- [Task a]
Recast the lines of the listing from the line containing "Patent image size: (956, 561)." through the line containing "The cannula 38 is at (828, 256).", inclusive, as a numbered list, leaving out blank lines.

- [Source document]
The Corriveau home, isolated from the world by fields of snow, becomes a microcosm of the Province of Quebec. Under the watchful eyes of Corriveau's English escorts, it becomes the perfect setting for a confrontation of two eternal enemies. The close quarters of a small house surrounded by snow allow for a heightened sense of the potential fatality in the opposition of the oppressor and the oppressed. The wake draws the community together, concentrating and distilling the tensions that will eventually explode in violent behaviour. During the course of the night-long vigil the reader discovers that all the villagers have been mutilated by the war in some way, if not physically, then mentally or spiritually. Unable to rid themselves of the tyranny under which they must suffer, they turn against one another. Or, as in the case of Joseph and Henri, they mutilate themselves. Finally, they join forces and channel their aggression to attack the company of English soldiers guarding Corriveau's coffin.

The most moving portrayal of violence against one's brother takes place in the beating and humiliation of Arsène by the French-Canadian soldier Bérubé. Bérubé, who serves as a latrine cleaner in the English army, already exhibits his violent nature when he beats, bites and abandons his bride in the snow on their way from the train station. Bérubés aggressive behaviour can be explained by the frustrations and humiliations he suffers at the hands of others. Unable to turn on his military leaders who degrade him, powerless against the Church that has instilled in him a fear of hell so strong that he must ask Molly to marry him before he can make love to her, he displaces his aggressive feeling to a convenient victim. Girard documents this phenomenon: "When unappeased, violence seeks and always finds a surrogate victim. The creature that excited its fury is abruptly replaced by another, chosen only because it is vulnerable and close at hand" (2). Memmi offers another motivation for this behaviour in "Are the French Canadians Colonized?" in which he professes that "any community seeking independence must also wage war on itself." The colonized must denounce "the structure of their own institutions, their families and their scale of values" because these native values and traditions "become limiting and have to be discarded" (Dominated Man 82). But, surprisingly, Bérubé incorporates what might be interpreted as deep-seated cultural traditions in his attack on his Québécois victim.

- [Task inputs]
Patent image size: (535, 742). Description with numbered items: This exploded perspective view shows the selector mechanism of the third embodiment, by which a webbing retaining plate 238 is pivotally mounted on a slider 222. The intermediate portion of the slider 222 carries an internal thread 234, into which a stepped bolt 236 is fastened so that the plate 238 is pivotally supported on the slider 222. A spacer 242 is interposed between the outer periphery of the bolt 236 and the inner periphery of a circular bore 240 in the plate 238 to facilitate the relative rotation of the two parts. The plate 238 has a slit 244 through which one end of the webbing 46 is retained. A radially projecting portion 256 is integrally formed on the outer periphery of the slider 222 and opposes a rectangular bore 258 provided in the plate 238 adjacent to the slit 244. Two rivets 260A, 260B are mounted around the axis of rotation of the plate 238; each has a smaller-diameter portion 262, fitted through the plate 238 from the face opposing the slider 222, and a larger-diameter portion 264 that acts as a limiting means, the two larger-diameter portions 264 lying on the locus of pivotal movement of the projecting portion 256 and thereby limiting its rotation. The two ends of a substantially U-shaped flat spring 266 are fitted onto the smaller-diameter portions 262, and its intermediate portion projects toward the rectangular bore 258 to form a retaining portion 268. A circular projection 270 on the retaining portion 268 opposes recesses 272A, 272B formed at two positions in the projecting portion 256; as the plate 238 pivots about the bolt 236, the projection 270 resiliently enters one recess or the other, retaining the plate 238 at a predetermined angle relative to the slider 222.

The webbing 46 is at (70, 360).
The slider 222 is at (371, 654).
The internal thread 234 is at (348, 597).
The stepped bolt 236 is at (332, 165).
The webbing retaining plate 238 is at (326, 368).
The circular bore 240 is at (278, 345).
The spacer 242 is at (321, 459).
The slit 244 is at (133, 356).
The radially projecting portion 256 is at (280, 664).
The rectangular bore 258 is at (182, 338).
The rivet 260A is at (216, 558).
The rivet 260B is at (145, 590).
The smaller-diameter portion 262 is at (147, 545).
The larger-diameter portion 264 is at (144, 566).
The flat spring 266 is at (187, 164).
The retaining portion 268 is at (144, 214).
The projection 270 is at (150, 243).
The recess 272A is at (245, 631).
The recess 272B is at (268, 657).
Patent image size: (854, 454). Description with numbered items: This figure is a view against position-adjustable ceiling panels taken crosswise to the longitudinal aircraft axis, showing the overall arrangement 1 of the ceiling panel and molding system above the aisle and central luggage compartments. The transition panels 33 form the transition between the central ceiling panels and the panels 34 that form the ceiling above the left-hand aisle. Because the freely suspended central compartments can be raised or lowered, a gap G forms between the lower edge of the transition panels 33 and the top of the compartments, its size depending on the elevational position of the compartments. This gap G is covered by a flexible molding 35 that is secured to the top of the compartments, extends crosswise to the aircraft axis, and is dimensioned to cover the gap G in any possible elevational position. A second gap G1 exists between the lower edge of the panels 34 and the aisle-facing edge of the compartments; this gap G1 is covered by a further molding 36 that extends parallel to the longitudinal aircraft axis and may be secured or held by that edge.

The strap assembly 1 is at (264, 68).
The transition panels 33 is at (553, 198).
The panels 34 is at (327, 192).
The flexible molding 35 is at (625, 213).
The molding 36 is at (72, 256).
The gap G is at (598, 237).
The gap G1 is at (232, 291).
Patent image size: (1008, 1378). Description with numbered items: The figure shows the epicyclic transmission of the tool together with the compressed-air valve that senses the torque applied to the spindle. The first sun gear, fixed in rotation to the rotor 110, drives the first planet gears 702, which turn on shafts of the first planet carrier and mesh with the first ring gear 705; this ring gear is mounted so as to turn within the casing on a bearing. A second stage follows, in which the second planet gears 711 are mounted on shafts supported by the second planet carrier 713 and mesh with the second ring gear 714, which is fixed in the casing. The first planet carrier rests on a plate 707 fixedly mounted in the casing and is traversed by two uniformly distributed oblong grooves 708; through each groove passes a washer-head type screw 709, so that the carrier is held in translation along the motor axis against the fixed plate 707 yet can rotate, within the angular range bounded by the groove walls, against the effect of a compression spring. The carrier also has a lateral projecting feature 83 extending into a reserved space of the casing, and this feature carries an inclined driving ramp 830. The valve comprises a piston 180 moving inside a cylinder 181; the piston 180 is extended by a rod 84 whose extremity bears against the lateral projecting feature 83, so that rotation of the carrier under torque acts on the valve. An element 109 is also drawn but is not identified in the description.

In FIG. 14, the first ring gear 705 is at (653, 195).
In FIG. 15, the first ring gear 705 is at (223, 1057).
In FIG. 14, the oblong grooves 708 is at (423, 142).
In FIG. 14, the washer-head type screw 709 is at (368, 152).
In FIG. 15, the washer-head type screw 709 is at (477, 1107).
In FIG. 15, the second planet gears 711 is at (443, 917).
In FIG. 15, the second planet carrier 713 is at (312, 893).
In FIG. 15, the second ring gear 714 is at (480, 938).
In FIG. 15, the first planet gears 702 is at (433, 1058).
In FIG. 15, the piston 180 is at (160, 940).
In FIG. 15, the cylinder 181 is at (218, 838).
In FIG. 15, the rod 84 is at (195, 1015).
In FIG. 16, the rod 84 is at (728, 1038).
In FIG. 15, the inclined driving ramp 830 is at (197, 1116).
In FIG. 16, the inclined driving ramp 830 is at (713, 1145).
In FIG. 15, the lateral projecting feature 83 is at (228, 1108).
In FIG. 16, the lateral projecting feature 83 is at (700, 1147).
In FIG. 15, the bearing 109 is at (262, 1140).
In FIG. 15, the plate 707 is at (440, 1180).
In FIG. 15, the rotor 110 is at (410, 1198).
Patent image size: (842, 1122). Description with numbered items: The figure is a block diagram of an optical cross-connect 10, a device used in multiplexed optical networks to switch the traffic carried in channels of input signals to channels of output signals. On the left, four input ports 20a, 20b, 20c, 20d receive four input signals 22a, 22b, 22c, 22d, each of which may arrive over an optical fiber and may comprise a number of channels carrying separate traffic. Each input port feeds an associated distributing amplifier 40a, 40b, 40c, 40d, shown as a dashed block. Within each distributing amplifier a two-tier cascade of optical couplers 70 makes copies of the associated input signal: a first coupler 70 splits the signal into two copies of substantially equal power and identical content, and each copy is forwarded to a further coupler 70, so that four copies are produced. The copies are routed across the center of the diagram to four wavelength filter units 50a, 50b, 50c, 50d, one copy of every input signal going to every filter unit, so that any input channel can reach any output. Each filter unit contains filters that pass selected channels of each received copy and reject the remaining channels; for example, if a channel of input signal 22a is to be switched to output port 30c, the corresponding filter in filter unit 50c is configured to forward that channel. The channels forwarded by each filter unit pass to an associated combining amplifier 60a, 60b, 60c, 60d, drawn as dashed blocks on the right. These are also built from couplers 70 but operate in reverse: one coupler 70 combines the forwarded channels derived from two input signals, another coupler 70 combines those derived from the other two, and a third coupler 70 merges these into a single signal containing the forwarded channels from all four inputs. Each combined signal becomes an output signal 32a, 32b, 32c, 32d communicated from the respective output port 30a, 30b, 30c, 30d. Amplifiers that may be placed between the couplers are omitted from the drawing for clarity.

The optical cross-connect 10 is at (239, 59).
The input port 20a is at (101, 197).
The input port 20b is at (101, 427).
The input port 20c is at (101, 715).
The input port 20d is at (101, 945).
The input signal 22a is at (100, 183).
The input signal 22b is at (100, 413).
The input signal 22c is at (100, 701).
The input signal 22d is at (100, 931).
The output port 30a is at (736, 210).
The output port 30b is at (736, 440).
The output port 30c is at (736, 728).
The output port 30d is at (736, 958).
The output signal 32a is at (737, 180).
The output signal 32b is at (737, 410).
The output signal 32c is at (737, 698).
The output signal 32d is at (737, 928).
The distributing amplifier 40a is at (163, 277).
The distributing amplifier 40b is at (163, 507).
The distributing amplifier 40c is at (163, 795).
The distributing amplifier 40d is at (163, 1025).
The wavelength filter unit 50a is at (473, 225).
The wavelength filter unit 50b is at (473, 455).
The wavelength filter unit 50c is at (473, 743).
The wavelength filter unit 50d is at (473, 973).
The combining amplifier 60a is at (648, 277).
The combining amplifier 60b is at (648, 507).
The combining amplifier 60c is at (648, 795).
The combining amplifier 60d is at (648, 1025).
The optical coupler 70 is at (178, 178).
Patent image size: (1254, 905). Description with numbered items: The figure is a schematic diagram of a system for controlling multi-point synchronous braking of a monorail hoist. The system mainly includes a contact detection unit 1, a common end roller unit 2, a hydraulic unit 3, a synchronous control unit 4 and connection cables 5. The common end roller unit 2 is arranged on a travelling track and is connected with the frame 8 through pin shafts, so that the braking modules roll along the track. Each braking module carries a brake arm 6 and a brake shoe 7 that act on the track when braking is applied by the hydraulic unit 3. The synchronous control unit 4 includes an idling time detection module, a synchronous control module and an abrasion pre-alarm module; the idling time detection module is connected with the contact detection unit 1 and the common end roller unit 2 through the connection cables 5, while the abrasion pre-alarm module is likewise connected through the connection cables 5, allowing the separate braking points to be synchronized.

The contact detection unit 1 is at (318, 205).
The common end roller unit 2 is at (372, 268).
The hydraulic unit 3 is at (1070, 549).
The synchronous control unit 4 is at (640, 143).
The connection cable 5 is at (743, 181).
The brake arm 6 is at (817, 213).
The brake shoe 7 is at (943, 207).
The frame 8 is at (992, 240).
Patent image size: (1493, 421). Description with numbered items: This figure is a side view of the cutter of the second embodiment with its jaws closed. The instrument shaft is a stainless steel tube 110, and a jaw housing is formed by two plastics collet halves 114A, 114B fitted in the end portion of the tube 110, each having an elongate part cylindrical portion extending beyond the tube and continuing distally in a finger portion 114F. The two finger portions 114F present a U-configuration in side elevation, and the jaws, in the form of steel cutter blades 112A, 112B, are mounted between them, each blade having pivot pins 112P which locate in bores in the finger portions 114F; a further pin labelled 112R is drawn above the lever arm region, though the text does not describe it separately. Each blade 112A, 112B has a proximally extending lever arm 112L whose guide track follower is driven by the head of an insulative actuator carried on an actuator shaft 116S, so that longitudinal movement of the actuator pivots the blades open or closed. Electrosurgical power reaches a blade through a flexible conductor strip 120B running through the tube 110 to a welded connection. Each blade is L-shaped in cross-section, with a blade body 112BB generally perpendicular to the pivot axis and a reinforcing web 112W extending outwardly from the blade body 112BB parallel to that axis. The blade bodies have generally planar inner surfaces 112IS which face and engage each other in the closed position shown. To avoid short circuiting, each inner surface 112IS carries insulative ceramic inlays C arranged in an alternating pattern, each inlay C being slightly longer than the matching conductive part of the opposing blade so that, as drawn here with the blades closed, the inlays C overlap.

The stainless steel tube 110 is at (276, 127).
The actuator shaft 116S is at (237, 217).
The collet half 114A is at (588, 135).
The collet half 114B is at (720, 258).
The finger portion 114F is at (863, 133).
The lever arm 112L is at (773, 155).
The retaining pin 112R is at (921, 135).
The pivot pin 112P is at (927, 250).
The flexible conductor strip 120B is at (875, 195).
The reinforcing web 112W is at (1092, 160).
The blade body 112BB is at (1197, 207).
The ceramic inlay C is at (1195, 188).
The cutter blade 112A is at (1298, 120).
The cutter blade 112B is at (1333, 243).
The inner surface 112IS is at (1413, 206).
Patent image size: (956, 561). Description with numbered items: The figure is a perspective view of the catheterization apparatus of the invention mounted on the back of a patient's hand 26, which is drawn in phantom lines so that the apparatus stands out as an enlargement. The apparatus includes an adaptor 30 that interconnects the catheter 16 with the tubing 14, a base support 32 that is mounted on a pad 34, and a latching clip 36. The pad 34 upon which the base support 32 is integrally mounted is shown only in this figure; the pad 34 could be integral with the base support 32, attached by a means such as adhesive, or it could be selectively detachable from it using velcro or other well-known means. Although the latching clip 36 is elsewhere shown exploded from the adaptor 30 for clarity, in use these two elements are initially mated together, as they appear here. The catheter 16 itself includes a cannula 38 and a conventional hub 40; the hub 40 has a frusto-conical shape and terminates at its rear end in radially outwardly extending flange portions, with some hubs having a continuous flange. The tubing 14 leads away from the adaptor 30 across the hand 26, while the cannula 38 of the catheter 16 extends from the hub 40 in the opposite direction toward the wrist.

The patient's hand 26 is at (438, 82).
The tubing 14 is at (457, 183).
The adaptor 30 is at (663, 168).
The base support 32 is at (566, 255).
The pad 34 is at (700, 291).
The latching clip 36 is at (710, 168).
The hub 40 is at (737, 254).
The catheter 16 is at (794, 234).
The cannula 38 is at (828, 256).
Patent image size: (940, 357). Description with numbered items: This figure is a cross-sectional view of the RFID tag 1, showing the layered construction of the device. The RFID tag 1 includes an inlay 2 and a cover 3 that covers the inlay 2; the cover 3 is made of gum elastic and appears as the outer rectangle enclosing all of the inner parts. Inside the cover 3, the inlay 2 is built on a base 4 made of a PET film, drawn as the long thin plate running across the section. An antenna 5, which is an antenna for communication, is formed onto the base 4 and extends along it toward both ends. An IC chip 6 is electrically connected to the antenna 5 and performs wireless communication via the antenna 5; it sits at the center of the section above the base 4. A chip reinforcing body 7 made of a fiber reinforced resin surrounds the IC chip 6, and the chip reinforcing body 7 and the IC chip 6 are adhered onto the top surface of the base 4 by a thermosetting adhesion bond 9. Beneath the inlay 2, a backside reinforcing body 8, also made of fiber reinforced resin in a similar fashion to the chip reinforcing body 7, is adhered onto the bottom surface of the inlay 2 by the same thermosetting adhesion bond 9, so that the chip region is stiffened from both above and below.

- [Task b]
Pick up the passage on the Corriveau wake and Bérubé's violence after its final sentence and keep writing.

- [Final result a]
1. Patent image size: (956, 561). Description with numbered items: The figure is a perspective view of the catheterization apparatus of the invention mounted on the back of a patient's hand 26, which is drawn in phantom lines so that the apparatus stands out as an enlargement. The apparatus includes an adaptor 30 that interconnects the catheter 16 with the tubing 14, a base support 32 that is mounted on a pad 34, and a latching clip 36. The pad 34 upon which the base support 32 is integrally mounted is shown only in this figure; the pad 34 could be integral with the base support 32, attached by a means such as adhesive, or it could be selectively detachable from it using velcro or other well-known means. Although the latching clip 36 is elsewhere shown exploded from the adaptor 30 for clarity, in use these two elements are initially mated together, as they appear here. The catheter 16 itself includes a cannula 38 and a conventional hub 40; the hub 40 has a frusto-conical shape and terminates at its rear end in radially outwardly extending flange portions, with some hubs having a continuous flange. The tubing 14 leads away from the adaptor 30 across the hand 26, while the cannula 38 of the catheter 16 extends from the hub 40 in the opposite direction toward the wrist.
2. The patient's hand 26 is at (438, 82).
3. The tubing 14 is at (457, 183).
4. The adaptor 30 is at (663, 168).
5. The base support 32 is at (566, 255).
6. The pad 34 is at (700, 291).
7. The latching clip 36 is at (710, 168).
8. The hub 40 is at (737, 254).
9. The catheter 16 is at (794, 234).
10. The cannula 38 is at (828, 256).

- [Final result b]
The scene in question begins and ends in bloodshed. Arsène accidently breaks a glass and, in doing so, he cuts Arthur's cheek. The villagers encircle Arthur like flies, fascinated by the sight of so much blood from such a small wound. The blood inspires Arsène to go to war:

Il me semble qu'avoir à ses pieds un Allemand qui perd tout
son sang de maudit Allemand, cela doit satisfaire un homme.
Mais il paraît que nos soldats ne voient pas les Allemands
quand ils perdent leur sang. Nos soldats lancent des petits
coups de fusil, puis ils se cachent aussitôt, pissant dans leurs
culottes de peur d'avoir attrapé un Allemand. . . . (76-77)

A threatening voice answers from upstairs: "Fermez vos grandes gueules" (77). Bérubé descends and grabs Arsène with such force that he rips his shirt. He repeatedly slaps his victim while he threatens: "Calice de ciboire d'hostie! Christ en bicyclette sur son Calvaire! Tu trouves qu'on s'amuse à la guerre? Gros tas de merde debout! La guerre est drôle? Je vais te faire comprendre ce qu'est la guerre. Tu vas rire" (77-78).

With kicks and well-aimed punches Bérubé brutally forces Arsène to don layers of coats and to dance with the scantily dressed Molly on his shoulders. The sweat pours down Arsène's body as he marches and sways to the rhythm of his tormentor's commands and flinches at each impact. No one can stop the prolonged, humiliating torture of the victim. When a bystander tries to intervene he is silenced by a fist in his face. More blood flows. The villagers, no longer having the courage to interfere, become accomplices: "Pour ne pas se sentir lâches, ils essayaient de s'amuser et réussissaient à rire comme jamais ils n'avaient ri dans leur vie" (87). Through its nervous laughter the entire community participates in the sacrifice, combining humour with violence. The scene takes on a festive, party-like air, suggesting a village carnival. With the complicity of the onlookers, Bérubé continues to hit his little soldier, spits in his face, boxes his ears, punches him in the stomach. The ritual fills thirteen pages of the text. Finally, at the point at which the reader's sensibilities are numbed by the proliferation of violence, Arsène is stripped naked and thrown into the snow. The ritual beating thus ends with Arsène's christening in the purity of the regenerative snow, a frozen sacramental water. Arsène undergoes a naked rebirth into the community, for he reunites with his tormentors in the subsequent snow battle with the English.

The ritualized violence of this scene exhibits some of the characteristics of what Girard describes as the "festival." In most societies the festival allows the deliberate violation of laws, such as those governing social hierarchy and sexuality (119). Julia Kristeva concurs, noting that "the carnival challenges God, authority and social law; in so far as it is dialogical, it is rebellious" (49). Furthermore, Mikhail Bakhtin's research reveals that as part of both French and Spanish Corpus Cristi religious processions, certain sacrilegious aspects became consecrated by tradition. For example, there were "extremely free, grotesque images of the body," including a monster combining cosmic, animal, and human features, with "the Babylonian harlot astride the monster" (229-230). Arsène personifies the substitute king or "king of fools" in a forced dance, complete with the chanting of abusive language and crowned with the erotic English prostitute. The "king of fools" is nothing more than a victim to be sacrificed at the end of the ceremony.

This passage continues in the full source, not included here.